[Passage to read Boundary: Start]

Bajo Boquete ist eine der bekanntesten Tourismusstädte Panamas.
Bajo Boquete ist eine der bekanntesten Tourismusstädte Panamas.

Deaths of Kris Kremers and Lisanne Froon

unsolved caseshikingmissing persons
4 min read

On the morning of April 1, 2014, Kris Kremers and Lisanne Froon set out on the El Pianista trail near Boquete, Panama. They had arrived in the country two weeks earlier, fresh from university in the Netherlands, planning to volunteer with local children and learn Spanish. Neither woman returned from the hike. What followed -- a frantic search, a backpack discovered ten weeks later on a distant riverbank, and 90 photographs taken in near-total darkness deep in the jungle -- turned a missing-persons case into an enduring mystery that has never been resolved.

[Passage to read Boundary: End]
[Information shown Boundary: Start]

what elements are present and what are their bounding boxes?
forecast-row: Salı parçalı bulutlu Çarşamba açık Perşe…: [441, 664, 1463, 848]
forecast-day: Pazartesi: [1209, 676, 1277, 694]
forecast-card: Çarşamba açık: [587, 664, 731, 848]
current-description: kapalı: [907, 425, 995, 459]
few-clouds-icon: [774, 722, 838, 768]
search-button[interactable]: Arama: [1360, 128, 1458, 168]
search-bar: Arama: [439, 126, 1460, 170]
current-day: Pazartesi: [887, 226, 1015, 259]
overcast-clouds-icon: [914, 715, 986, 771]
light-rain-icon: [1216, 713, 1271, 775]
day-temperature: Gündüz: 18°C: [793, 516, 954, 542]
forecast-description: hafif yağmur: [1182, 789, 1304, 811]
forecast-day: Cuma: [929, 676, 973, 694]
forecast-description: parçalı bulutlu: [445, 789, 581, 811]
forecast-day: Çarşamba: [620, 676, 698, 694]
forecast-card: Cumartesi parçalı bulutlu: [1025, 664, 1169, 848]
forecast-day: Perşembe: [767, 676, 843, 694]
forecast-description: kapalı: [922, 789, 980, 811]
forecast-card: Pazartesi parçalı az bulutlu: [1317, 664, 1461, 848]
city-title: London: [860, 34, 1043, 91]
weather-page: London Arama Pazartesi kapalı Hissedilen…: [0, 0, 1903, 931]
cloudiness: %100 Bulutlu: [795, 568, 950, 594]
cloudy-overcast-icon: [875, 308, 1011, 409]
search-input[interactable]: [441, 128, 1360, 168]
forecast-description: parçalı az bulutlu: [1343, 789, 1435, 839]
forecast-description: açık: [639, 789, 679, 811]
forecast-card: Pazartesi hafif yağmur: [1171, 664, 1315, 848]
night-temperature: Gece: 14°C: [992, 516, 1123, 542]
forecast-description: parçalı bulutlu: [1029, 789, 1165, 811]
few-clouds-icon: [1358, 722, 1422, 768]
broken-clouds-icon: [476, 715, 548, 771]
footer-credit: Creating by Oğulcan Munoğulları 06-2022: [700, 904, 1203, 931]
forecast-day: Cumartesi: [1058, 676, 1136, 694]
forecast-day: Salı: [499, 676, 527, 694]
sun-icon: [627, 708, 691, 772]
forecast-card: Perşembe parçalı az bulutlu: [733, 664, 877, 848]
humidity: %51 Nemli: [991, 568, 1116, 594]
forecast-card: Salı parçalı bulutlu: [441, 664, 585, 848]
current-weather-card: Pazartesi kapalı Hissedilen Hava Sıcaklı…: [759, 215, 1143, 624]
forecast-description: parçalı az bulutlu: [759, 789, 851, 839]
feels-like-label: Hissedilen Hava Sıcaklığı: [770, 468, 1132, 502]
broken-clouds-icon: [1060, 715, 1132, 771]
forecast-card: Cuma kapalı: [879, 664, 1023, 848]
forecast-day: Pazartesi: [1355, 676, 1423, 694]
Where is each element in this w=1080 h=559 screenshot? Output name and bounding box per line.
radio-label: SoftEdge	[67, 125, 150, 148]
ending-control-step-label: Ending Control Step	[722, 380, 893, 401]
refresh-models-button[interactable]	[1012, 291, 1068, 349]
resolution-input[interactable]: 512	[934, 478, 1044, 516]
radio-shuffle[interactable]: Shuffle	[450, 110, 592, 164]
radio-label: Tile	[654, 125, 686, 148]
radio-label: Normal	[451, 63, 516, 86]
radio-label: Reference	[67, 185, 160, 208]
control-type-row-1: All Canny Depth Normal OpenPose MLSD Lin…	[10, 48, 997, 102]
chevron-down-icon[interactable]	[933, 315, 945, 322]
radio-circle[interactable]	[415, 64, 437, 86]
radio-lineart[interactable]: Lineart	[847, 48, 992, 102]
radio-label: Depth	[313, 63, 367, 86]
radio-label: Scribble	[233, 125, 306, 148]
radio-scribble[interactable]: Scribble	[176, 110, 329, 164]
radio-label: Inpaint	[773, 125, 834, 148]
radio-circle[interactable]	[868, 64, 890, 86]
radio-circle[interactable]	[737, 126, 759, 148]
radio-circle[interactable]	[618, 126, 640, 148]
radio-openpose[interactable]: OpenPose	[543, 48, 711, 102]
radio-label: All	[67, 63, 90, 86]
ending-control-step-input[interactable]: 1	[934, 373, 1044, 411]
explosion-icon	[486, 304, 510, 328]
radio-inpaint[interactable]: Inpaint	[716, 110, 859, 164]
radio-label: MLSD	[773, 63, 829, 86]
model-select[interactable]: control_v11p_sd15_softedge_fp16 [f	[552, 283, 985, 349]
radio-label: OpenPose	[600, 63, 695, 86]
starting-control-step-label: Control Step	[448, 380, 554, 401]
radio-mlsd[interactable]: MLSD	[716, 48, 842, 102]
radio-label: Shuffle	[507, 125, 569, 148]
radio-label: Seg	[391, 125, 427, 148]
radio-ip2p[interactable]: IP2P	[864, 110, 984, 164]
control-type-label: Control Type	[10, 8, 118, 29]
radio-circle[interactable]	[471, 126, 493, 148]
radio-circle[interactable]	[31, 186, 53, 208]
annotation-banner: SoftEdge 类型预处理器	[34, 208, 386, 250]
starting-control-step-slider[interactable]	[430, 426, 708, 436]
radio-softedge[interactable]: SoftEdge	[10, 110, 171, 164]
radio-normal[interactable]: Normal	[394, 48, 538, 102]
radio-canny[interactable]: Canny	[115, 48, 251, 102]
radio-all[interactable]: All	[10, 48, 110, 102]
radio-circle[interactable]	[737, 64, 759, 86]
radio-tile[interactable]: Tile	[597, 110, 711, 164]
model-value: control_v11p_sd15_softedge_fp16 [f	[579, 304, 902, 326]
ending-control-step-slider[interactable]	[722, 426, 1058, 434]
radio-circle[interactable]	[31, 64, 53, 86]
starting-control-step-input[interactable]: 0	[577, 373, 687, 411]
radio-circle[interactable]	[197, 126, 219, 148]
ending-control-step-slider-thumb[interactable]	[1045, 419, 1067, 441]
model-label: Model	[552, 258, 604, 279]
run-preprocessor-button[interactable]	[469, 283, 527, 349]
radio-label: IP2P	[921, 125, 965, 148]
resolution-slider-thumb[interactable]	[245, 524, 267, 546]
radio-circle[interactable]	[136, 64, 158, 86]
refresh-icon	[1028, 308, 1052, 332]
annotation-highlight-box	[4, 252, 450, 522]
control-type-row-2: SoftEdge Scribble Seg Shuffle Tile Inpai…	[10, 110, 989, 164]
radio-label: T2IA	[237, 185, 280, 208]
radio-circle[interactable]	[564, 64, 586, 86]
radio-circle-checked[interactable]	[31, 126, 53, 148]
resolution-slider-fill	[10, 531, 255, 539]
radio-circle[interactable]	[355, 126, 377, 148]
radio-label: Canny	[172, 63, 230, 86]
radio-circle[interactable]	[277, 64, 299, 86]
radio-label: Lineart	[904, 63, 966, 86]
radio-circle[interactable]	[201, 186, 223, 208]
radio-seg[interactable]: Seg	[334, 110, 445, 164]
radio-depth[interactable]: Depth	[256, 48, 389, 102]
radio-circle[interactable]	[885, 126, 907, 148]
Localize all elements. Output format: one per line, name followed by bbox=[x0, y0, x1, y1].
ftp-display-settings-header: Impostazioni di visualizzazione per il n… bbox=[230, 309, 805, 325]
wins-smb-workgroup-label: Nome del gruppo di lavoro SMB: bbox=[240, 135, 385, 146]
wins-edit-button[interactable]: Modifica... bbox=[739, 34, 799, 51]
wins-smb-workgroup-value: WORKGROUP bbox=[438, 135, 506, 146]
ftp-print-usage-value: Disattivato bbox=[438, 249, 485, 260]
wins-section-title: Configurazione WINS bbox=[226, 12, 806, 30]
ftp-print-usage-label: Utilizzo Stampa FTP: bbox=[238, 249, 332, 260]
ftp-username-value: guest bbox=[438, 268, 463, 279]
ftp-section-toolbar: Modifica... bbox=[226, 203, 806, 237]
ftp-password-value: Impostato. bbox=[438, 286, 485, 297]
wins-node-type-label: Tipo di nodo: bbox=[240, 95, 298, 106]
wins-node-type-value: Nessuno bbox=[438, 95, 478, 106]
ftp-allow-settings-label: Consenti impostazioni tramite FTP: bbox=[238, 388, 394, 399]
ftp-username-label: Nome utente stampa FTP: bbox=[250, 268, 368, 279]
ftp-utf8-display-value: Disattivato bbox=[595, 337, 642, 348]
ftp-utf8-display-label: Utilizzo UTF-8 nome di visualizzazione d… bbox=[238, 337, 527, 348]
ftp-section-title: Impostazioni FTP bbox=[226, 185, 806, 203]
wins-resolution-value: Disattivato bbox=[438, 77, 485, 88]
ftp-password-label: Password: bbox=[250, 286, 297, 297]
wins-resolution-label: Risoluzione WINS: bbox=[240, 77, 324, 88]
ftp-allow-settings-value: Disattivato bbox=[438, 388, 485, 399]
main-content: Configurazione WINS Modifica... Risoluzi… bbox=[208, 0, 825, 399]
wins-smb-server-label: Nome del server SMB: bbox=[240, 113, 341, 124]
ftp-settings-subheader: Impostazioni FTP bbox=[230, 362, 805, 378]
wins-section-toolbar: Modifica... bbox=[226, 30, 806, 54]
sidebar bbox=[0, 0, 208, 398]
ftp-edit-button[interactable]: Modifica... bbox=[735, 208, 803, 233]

[Information shown Boundary: End]

◆ Problem set ◆
- a) In the account of Kris Kremers and Lisanne Froon, rewrite everything from "Deaths of Kris" down to "never been resolved.", replacing "backpack" with "rucksack".
- b) According to the account of Kris Kremers and Lisanne Froon, how many photographs were taken in near-total darkness deep in the jungle?
- c) Write the next part of the account of Kris Kremers and Lisanne Froon, picking up after its final sentence.

◆ Results by task ◆
- a)
Deaths of Kris Kremers and Lisanne Froon

unsolved caseshikingmissing persons
4 min read

On the morning of April 1, 2014, Kris Kremers and Lisanne Froon set out on the El Pianista trail near Boquete, Panama. They had arrived in the country two weeks earlier, fresh from university in the Netherlands, planning to volunteer with local children and learn Spanish. Neither woman returned from the hike. What followed -- a frantic search, a rucksack discovered ten weeks later on a distant riverbank, and 90 photographs taken in near-total darkness deep in the jungle -- turned a missing-persons case into an enduring mystery that has never been resolved.

- b) 90 photographs.

- c)
Two Friends, One Trip

Kris Kremers was 21, recently finished with her studies in cultural social education at the University of Utrecht. Lisanne Froon, 22, had just graduated in applied psychology from Deventer. Both grew up in Amersfoort, in the Province of Utrecht. In the weeks before departure, Froon moved into Kremers' dorm room, and they worked together at a cafe called In den Kleinen Hap, saving money for the journey. The trip was meant as a graduation present for Froon and a chance for both of them to do meaningful work abroad. They arrived in Panama on March 15 and spent two weeks touring the country before settling in Boquete on March 29, moving in with a local host family.

Into the Cloud Forest

On April 1, around 11 a.m., Kremers and Froon headed toward the cloud forests surrounding Volcan Baru on the El Pianista trail, not far from town. Some accounts say they brought along a dog belonging to the owners of the Il Pianista restaurant. They had posted on Facebook that they intended to walk around Boquete, and witnesses reported seeing them at brunch with two young Dutch men before they set out. By the next morning, they had missed a scheduled appointment with a local guide. Five days later, on April 6, their parents flew from the Netherlands to Panama with police, dog units, and detectives. They offered a $30,000 reward. A ten-day search of the surrounding forests found nothing.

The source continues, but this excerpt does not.